Given exercise: Pictures should be excluded; otherwise, copy every entry exactly.

Source records:
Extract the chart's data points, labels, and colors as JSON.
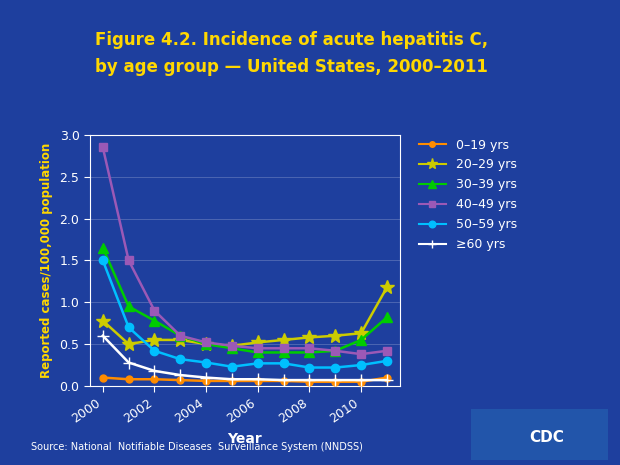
{
  "title_line1": "Figure 4.2. Incidence of acute hepatitis C,",
  "title_line2": "by age group — United States, 2000–2011",
  "xlabel": "Year",
  "ylabel": "Reported cases/100,000 population",
  "source": "Source: National  Notifiable Diseases  Surveillance System (NNDSS)",
  "years": [
    2000,
    2001,
    2002,
    2003,
    2004,
    2005,
    2006,
    2007,
    2008,
    2009,
    2010,
    2011
  ],
  "series": [
    {
      "label": "0–19 yrs",
      "color": "#FF8C00",
      "marker": "o",
      "markersize": 5,
      "linewidth": 1.8,
      "data": [
        0.1,
        0.08,
        0.08,
        0.07,
        0.06,
        0.06,
        0.06,
        0.06,
        0.05,
        0.05,
        0.05,
        0.1
      ]
    },
    {
      "label": "20–29 yrs",
      "color": "#CCCC00",
      "marker": "*",
      "markersize": 10,
      "linewidth": 1.8,
      "data": [
        0.78,
        0.5,
        0.55,
        0.55,
        0.5,
        0.48,
        0.52,
        0.55,
        0.58,
        0.6,
        0.63,
        1.18
      ]
    },
    {
      "label": "30–39 yrs",
      "color": "#00CC00",
      "marker": "^",
      "markersize": 7,
      "linewidth": 1.8,
      "data": [
        1.65,
        0.95,
        0.78,
        0.6,
        0.5,
        0.45,
        0.4,
        0.4,
        0.4,
        0.42,
        0.55,
        0.82
      ]
    },
    {
      "label": "40–49 yrs",
      "color": "#9B59B6",
      "marker": "s",
      "markersize": 6,
      "linewidth": 1.8,
      "data": [
        2.85,
        1.5,
        0.9,
        0.6,
        0.52,
        0.48,
        0.45,
        0.45,
        0.45,
        0.42,
        0.38,
        0.42
      ]
    },
    {
      "label": "50–59 yrs",
      "color": "#00BFFF",
      "marker": "o",
      "markersize": 6,
      "linewidth": 1.8,
      "data": [
        1.5,
        0.7,
        0.42,
        0.32,
        0.28,
        0.23,
        0.27,
        0.27,
        0.22,
        0.22,
        0.25,
        0.3
      ]
    },
    {
      "label": "≥60 yrs",
      "color": "#FFFFFF",
      "marker": "+",
      "markersize": 8,
      "linewidth": 1.8,
      "data": [
        0.6,
        0.28,
        0.18,
        0.13,
        0.1,
        0.08,
        0.08,
        0.07,
        0.07,
        0.07,
        0.07,
        0.07
      ]
    }
  ],
  "ylim": [
    0,
    3.0
  ],
  "yticks": [
    0,
    0.5,
    1,
    1.5,
    2,
    2.5,
    3
  ],
  "xticks": [
    2000,
    2002,
    2004,
    2006,
    2008,
    2010
  ],
  "bg_color": "#1B3BA0",
  "bg_inner": "#1E3F9E",
  "border_color": "#4A6FBF",
  "title_color": "#FFD700",
  "axis_label_color": "#FFD700",
  "tick_color": "#FFFFFF",
  "legend_text_color": "#FFFFFF",
  "source_color": "#FFFFFF",
  "xlabel_color": "#FFFFFF"
}
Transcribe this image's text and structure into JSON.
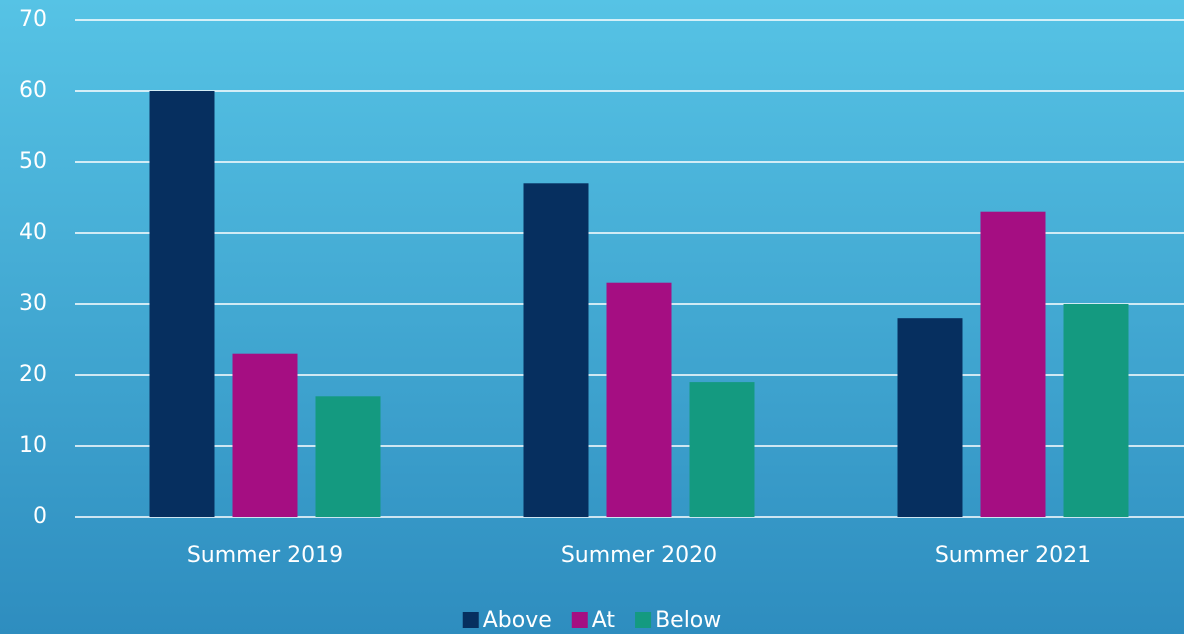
{
  "chart_data": {
    "type": "bar",
    "categories": [
      "Summer 2019",
      "Summer 2020",
      "Summer 2021"
    ],
    "series": [
      {
        "name": "Above",
        "color": "#062f5f",
        "values": [
          60,
          47,
          28
        ]
      },
      {
        "name": "At",
        "color": "#a50e82",
        "values": [
          23,
          33,
          43
        ]
      },
      {
        "name": "Below",
        "color": "#149a80",
        "values": [
          17,
          19,
          30
        ]
      }
    ],
    "ylim": [
      0,
      70
    ],
    "yticks": [
      0,
      10,
      20,
      30,
      40,
      50,
      60,
      70
    ],
    "grid": true,
    "legend": "bottom"
  }
}
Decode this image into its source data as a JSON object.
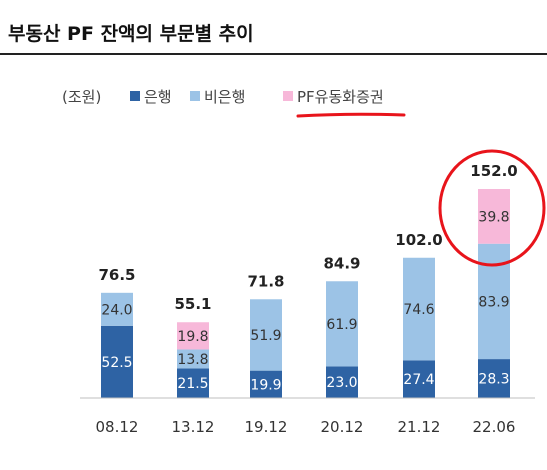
{
  "colors": {
    "bank": "#2E63A4",
    "nonbank": "#9CC3E6",
    "abcp": "#F7B8D9",
    "highlight": "#E8141B"
  },
  "chart_data": {
    "type": "bar",
    "stacked": true,
    "title": "부동산 PF 잔액의 부문별 추이",
    "unit_label": "(조원)",
    "legend_placement": "top-left",
    "grid": false,
    "categories": [
      "08.12",
      "13.12",
      "19.12",
      "20.12",
      "21.12",
      "22.06"
    ],
    "series": [
      {
        "name": "은행",
        "values": [
          52.5,
          21.5,
          19.9,
          23.0,
          27.4,
          28.3
        ]
      },
      {
        "name": "비은행",
        "values": [
          24.0,
          13.8,
          51.9,
          61.9,
          74.6,
          83.9
        ]
      },
      {
        "name": "PF유동화증권",
        "values": [
          null,
          19.8,
          null,
          null,
          null,
          39.8
        ]
      }
    ],
    "totals": [
      76.5,
      55.1,
      71.8,
      84.9,
      102.0,
      152.0
    ],
    "ylim": [
      0,
      160
    ],
    "annotations": [
      {
        "type": "underline",
        "target": "legend:PF유동화증권"
      },
      {
        "type": "circle",
        "target": "bar:22.06 total and PF유동화증권 segment"
      }
    ]
  }
}
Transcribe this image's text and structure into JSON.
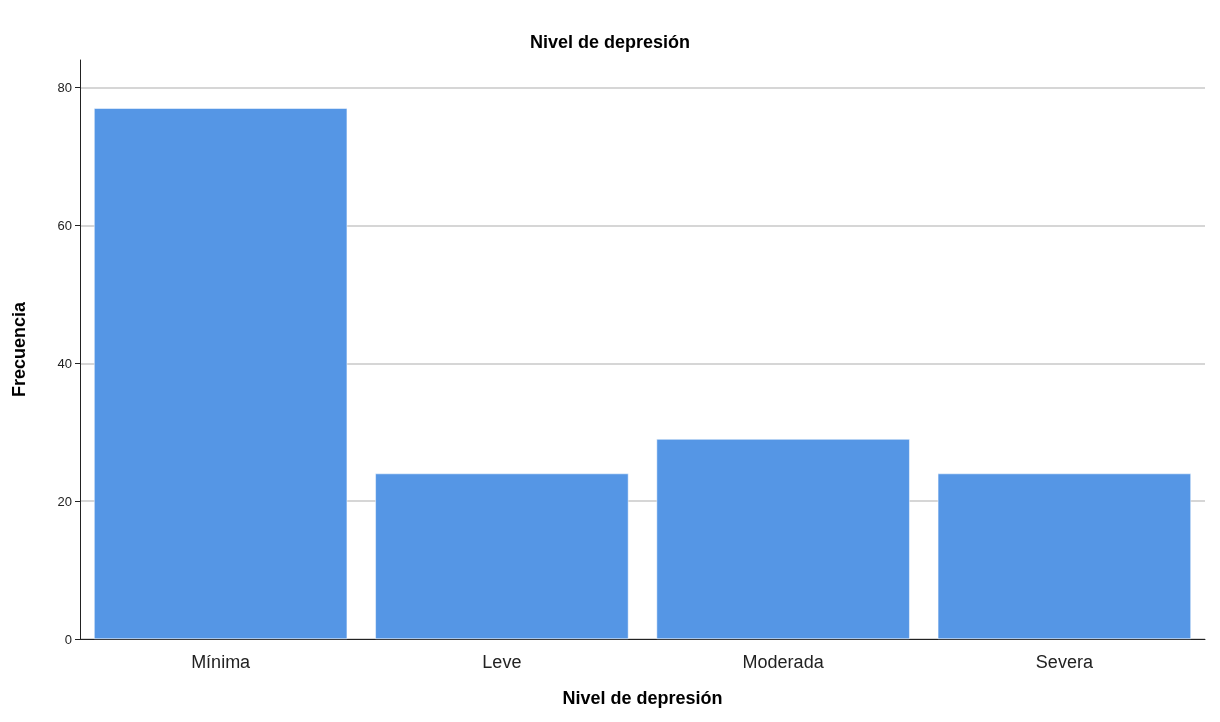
{
  "chart_data": {
    "type": "bar",
    "title": "Nivel de depresión",
    "xlabel": "Nivel de depresión",
    "ylabel": "Frecuencia",
    "categories": [
      "Mínima",
      "Leve",
      "Moderada",
      "Severa"
    ],
    "values": [
      77,
      24,
      29,
      24
    ],
    "color": "#5596e5",
    "ylim": [
      0,
      84
    ],
    "yticks": [
      0,
      20,
      40,
      60,
      80
    ],
    "grid": "y"
  }
}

Result of the exercise:
Extract the chart's data points, labels, and colors as JSON.
{
  "title_line1": "Figure 4.2. Incidence of acute hepatitis C,",
  "title_line2": "by age group — United States, 2000–2011",
  "xlabel": "Year",
  "ylabel": "Reported cases/100,000 population",
  "source": "Source: National  Notifiable Diseases  Surveillance System (NNDSS)",
  "years": [
    2000,
    2001,
    2002,
    2003,
    2004,
    2005,
    2006,
    2007,
    2008,
    2009,
    2010,
    2011
  ],
  "series": [
    {
      "label": "0–19 yrs",
      "color": "#FF8C00",
      "marker": "o",
      "markersize": 5,
      "linewidth": 1.8,
      "data": [
        0.1,
        0.08,
        0.08,
        0.07,
        0.06,
        0.06,
        0.06,
        0.06,
        0.05,
        0.05,
        0.05,
        0.1
      ]
    },
    {
      "label": "20–29 yrs",
      "color": "#CCCC00",
      "marker": "*",
      "markersize": 10,
      "linewidth": 1.8,
      "data": [
        0.78,
        0.5,
        0.55,
        0.55,
        0.5,
        0.48,
        0.52,
        0.55,
        0.58,
        0.6,
        0.63,
        1.18
      ]
    },
    {
      "label": "30–39 yrs",
      "color": "#00CC00",
      "marker": "^",
      "markersize": 7,
      "linewidth": 1.8,
      "data": [
        1.65,
        0.95,
        0.78,
        0.6,
        0.5,
        0.45,
        0.4,
        0.4,
        0.4,
        0.42,
        0.55,
        0.82
      ]
    },
    {
      "label": "40–49 yrs",
      "color": "#9B59B6",
      "marker": "s",
      "markersize": 6,
      "linewidth": 1.8,
      "data": [
        2.85,
        1.5,
        0.9,
        0.6,
        0.52,
        0.48,
        0.45,
        0.45,
        0.45,
        0.42,
        0.38,
        0.42
      ]
    },
    {
      "label": "50–59 yrs",
      "color": "#00BFFF",
      "marker": "o",
      "markersize": 6,
      "linewidth": 1.8,
      "data": [
        1.5,
        0.7,
        0.42,
        0.32,
        0.28,
        0.23,
        0.27,
        0.27,
        0.22,
        0.22,
        0.25,
        0.3
      ]
    },
    {
      "label": "≥60 yrs",
      "color": "#FFFFFF",
      "marker": "+",
      "markersize": 8,
      "linewidth": 1.8,
      "data": [
        0.6,
        0.28,
        0.18,
        0.13,
        0.1,
        0.08,
        0.08,
        0.07,
        0.07,
        0.07,
        0.07,
        0.07
      ]
    }
  ],
  "ylim": [
    0,
    3.0
  ],
  "yticks": [
    0,
    0.5,
    1,
    1.5,
    2,
    2.5,
    3
  ],
  "xticks": [
    2000,
    2002,
    2004,
    2006,
    2008,
    2010
  ],
  "bg_color": "#1B3BA0",
  "bg_inner": "#1E3F9E",
  "border_color": "#4A6FBF",
  "title_color": "#FFD700",
  "axis_label_color": "#FFD700",
  "tick_color": "#FFFFFF",
  "legend_text_color": "#FFFFFF",
  "source_color": "#FFFFFF",
  "xlabel_color": "#FFFFFF"
}
Transcribe this image's text and structure into JSON.
{
  "chart_data": {
    "type": "bar",
    "categories": [
      "Summer 2019",
      "Summer 2020",
      "Summer 2021"
    ],
    "series": [
      {
        "name": "Above",
        "color": "#062f5f",
        "values": [
          60,
          47,
          28
        ]
      },
      {
        "name": "At",
        "color": "#a50e82",
        "values": [
          23,
          33,
          43
        ]
      },
      {
        "name": "Below",
        "color": "#149a80",
        "values": [
          17,
          19,
          30
        ]
      }
    ],
    "ylim": [
      0,
      70
    ],
    "yticks": [
      0,
      10,
      20,
      30,
      40,
      50,
      60,
      70
    ],
    "grid": true,
    "legend": "bottom"
  }
}
Decode this image into its source data as a JSON object.
{
  "colors": {
    "bank": "#2E63A4",
    "nonbank": "#9CC3E6",
    "abcp": "#F7B8D9",
    "highlight": "#E8141B"
  },
  "chart_data": {
    "type": "bar",
    "stacked": true,
    "title": "부동산 PF 잔액의 부문별 추이",
    "unit_label": "(조원)",
    "legend_placement": "top-left",
    "grid": false,
    "categories": [
      "08.12",
      "13.12",
      "19.12",
      "20.12",
      "21.12",
      "22.06"
    ],
    "series": [
      {
        "name": "은행",
        "values": [
          52.5,
          21.5,
          19.9,
          23.0,
          27.4,
          28.3
        ]
      },
      {
        "name": "비은행",
        "values": [
          24.0,
          13.8,
          51.9,
          61.9,
          74.6,
          83.9
        ]
      },
      {
        "name": "PF유동화증권",
        "values": [
          null,
          19.8,
          null,
          null,
          null,
          39.8
        ]
      }
    ],
    "totals": [
      76.5,
      55.1,
      71.8,
      84.9,
      102.0,
      152.0
    ],
    "ylim": [
      0,
      160
    ],
    "annotations": [
      {
        "type": "underline",
        "target": "legend:PF유동화증권"
      },
      {
        "type": "circle",
        "target": "bar:22.06 total and PF유동화증권 segment"
      }
    ]
  }
}
Transcribe this image's text and structure into JSON.
{
  "chart_data": {
    "type": "bar",
    "title": "Nivel de depresión",
    "xlabel": "Nivel de depresión",
    "ylabel": "Frecuencia",
    "categories": [
      "Mínima",
      "Leve",
      "Moderada",
      "Severa"
    ],
    "values": [
      77,
      24,
      29,
      24
    ],
    "color": "#5596e5",
    "ylim": [
      0,
      84
    ],
    "yticks": [
      0,
      20,
      40,
      60,
      80
    ],
    "grid": "y"
  }
}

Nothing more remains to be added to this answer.